Short task: State the number of lines in these records holding "Added". Say nothing more.

Data excerpts:
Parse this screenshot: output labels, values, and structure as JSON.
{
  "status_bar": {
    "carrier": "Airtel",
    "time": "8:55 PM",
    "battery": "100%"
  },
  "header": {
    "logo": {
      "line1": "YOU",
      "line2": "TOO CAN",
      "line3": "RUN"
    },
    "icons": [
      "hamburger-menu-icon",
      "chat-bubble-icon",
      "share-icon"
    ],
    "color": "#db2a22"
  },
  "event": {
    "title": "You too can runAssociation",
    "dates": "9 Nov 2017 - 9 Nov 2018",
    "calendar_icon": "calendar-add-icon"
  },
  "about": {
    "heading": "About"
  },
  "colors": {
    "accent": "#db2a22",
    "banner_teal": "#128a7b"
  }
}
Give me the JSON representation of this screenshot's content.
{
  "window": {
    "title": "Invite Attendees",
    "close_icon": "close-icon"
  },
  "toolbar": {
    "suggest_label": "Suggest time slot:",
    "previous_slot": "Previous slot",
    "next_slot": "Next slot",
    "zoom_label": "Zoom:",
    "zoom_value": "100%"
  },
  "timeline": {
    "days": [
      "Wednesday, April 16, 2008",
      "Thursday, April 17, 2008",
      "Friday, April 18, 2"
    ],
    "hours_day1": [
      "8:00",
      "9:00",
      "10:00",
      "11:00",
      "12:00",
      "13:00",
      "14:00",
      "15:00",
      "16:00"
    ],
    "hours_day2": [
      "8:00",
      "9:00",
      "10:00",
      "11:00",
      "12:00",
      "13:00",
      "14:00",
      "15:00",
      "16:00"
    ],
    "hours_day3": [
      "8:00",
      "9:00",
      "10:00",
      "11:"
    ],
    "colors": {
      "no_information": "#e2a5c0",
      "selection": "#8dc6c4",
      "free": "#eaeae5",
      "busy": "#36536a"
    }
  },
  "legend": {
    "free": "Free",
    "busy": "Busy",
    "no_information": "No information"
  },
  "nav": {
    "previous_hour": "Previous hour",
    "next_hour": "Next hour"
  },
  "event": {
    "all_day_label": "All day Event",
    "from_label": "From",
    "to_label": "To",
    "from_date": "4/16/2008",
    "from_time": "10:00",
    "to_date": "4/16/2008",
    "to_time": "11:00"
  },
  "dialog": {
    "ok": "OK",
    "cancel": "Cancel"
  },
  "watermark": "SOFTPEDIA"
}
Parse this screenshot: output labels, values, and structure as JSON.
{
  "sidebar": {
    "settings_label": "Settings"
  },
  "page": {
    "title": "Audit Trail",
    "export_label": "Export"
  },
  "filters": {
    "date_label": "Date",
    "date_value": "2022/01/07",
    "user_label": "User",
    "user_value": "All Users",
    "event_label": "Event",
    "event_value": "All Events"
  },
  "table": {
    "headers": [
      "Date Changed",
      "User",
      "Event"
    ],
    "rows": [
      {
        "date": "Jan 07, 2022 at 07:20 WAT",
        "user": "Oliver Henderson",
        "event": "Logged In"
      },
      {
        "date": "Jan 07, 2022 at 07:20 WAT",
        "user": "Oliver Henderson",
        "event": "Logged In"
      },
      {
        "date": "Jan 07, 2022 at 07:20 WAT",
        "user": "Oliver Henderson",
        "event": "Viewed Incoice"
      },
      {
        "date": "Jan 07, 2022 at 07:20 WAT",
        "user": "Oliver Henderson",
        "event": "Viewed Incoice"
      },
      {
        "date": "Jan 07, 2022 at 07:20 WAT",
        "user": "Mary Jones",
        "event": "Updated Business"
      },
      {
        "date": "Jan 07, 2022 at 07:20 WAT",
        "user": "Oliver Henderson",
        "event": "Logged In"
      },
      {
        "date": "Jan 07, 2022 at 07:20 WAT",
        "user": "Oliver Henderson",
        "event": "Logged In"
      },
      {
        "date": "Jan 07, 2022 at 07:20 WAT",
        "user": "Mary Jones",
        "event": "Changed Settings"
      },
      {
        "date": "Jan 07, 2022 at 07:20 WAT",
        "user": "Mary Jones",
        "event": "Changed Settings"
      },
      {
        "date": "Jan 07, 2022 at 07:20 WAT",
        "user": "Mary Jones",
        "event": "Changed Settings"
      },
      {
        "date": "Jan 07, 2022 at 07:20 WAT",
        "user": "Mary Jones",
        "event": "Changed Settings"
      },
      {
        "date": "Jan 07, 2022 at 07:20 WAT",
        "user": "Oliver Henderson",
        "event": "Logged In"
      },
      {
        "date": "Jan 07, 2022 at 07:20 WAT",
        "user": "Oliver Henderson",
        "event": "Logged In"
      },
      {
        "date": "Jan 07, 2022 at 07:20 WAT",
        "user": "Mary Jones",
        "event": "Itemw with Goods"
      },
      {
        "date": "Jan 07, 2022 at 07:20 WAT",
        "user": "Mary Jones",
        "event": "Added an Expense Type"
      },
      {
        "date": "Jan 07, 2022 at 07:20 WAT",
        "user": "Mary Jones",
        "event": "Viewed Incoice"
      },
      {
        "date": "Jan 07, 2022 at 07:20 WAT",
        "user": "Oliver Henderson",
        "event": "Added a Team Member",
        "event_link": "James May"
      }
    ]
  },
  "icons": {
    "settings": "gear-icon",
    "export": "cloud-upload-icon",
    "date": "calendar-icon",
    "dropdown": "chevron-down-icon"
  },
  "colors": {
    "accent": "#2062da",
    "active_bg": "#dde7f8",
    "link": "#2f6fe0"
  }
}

Correct response: 2